[start]

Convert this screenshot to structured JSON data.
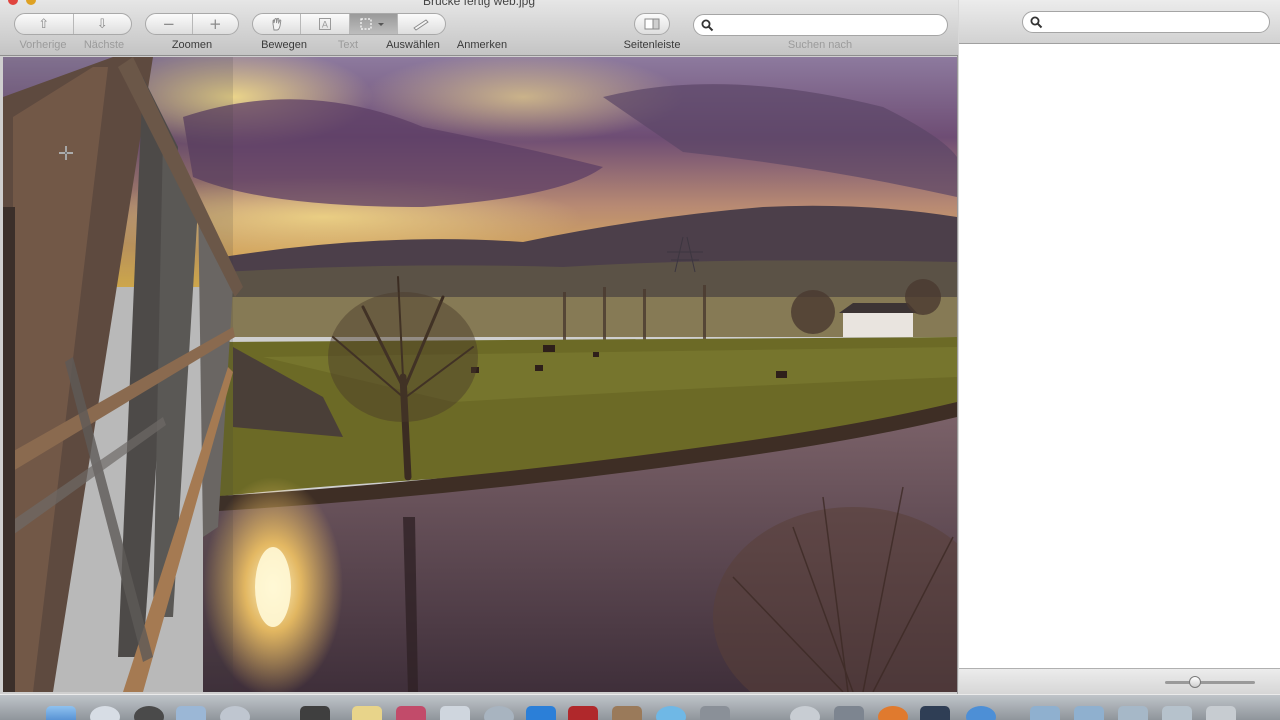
{
  "window": {
    "title": "Brücke fertig web.jpg"
  },
  "toolbar": {
    "previous_label": "Vorherige",
    "next_label": "Nächste",
    "zoom_label": "Zoomen",
    "move_label": "Bewegen",
    "text_label": "Text",
    "select_label": "Auswählen",
    "annotate_label": "Anmerken",
    "sidebar_label": "Seitenleiste",
    "search_label": "Suchen nach",
    "search_value": "",
    "search_placeholder": ""
  },
  "sidebar": {
    "search_value": "",
    "search_placeholder": ""
  },
  "icons": {
    "previous": "arrow-up-icon",
    "next": "arrow-down-icon",
    "zoom_out": "minus-icon",
    "zoom_in": "plus-icon",
    "move": "hand-icon",
    "text": "text-icon",
    "select": "rect-select-icon",
    "annotate": "pen-icon",
    "sidebar": "sidebar-icon",
    "search": "search-icon",
    "cursor": "crosshair-icon"
  },
  "colors": {
    "toolbar_top": "#e6e6e6",
    "toolbar_bottom": "#c4c4c4",
    "sky_purple": "#6e4d74",
    "sunset_yellow": "#e6b94e",
    "grass": "#6c6a26",
    "water": "#5a4550"
  }
}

[end]

Exercise details →
Print the full listing exactly, dropping the pictures.

Written answer →
Convert this screenshot to structured JSON data.
{
  "window": {
    "title": "Brücke fertig web.jpg"
  },
  "toolbar": {
    "previous_label": "Vorherige",
    "next_label": "Nächste",
    "zoom_label": "Zoomen",
    "move_label": "Bewegen",
    "text_label": "Text",
    "select_label": "Auswählen",
    "annotate_label": "Anmerken",
    "sidebar_label": "Seitenleiste",
    "search_label": "Suchen nach",
    "search_value": "",
    "search_placeholder": ""
  },
  "sidebar": {
    "search_value": "",
    "search_placeholder": ""
  },
  "icons": {
    "previous": "arrow-up-icon",
    "next": "arrow-down-icon",
    "zoom_out": "minus-icon",
    "zoom_in": "plus-icon",
    "move": "hand-icon",
    "text": "text-icon",
    "select": "rect-select-icon",
    "annotate": "pen-icon",
    "sidebar": "sidebar-icon",
    "search": "search-icon",
    "cursor": "crosshair-icon"
  },
  "colors": {
    "toolbar_top": "#e6e6e6",
    "toolbar_bottom": "#c4c4c4",
    "sky_purple": "#6e4d74",
    "sunset_yellow": "#e6b94e",
    "grass": "#6c6a26",
    "water": "#5a4550"
  }
}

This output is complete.